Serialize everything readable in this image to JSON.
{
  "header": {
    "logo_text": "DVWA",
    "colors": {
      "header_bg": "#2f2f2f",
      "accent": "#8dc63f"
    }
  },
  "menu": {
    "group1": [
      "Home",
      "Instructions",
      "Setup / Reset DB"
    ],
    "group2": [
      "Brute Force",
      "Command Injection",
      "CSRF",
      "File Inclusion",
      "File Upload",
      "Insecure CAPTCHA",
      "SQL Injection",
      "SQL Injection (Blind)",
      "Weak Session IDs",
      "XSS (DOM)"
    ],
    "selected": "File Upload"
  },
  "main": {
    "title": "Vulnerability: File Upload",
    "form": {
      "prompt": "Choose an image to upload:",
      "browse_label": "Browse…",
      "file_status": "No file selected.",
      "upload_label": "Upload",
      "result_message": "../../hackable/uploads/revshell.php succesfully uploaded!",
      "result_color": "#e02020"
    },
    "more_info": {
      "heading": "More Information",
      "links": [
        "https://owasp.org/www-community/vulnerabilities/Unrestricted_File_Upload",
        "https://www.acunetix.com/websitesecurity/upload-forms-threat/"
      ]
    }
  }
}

▶ Work required
Above are the records; copy all of them exactly.

▶ Output below
Serialize everything readable in this image to JSON.
{
  "header": {
    "logo_text": "DVWA",
    "colors": {
      "header_bg": "#2f2f2f",
      "accent": "#8dc63f"
    }
  },
  "menu": {
    "group1": [
      "Home",
      "Instructions",
      "Setup / Reset DB"
    ],
    "group2": [
      "Brute Force",
      "Command Injection",
      "CSRF",
      "File Inclusion",
      "File Upload",
      "Insecure CAPTCHA",
      "SQL Injection",
      "SQL Injection (Blind)",
      "Weak Session IDs",
      "XSS (DOM)"
    ],
    "selected": "File Upload"
  },
  "main": {
    "title": "Vulnerability: File Upload",
    "form": {
      "prompt": "Choose an image to upload:",
      "browse_label": "Browse…",
      "file_status": "No file selected.",
      "upload_label": "Upload",
      "result_message": "../../hackable/uploads/revshell.php succesfully uploaded!",
      "result_color": "#e02020"
    },
    "more_info": {
      "heading": "More Information",
      "links": [
        "https://owasp.org/www-community/vulnerabilities/Unrestricted_File_Upload",
        "https://www.acunetix.com/websitesecurity/upload-forms-threat/"
      ]
    }
  }
}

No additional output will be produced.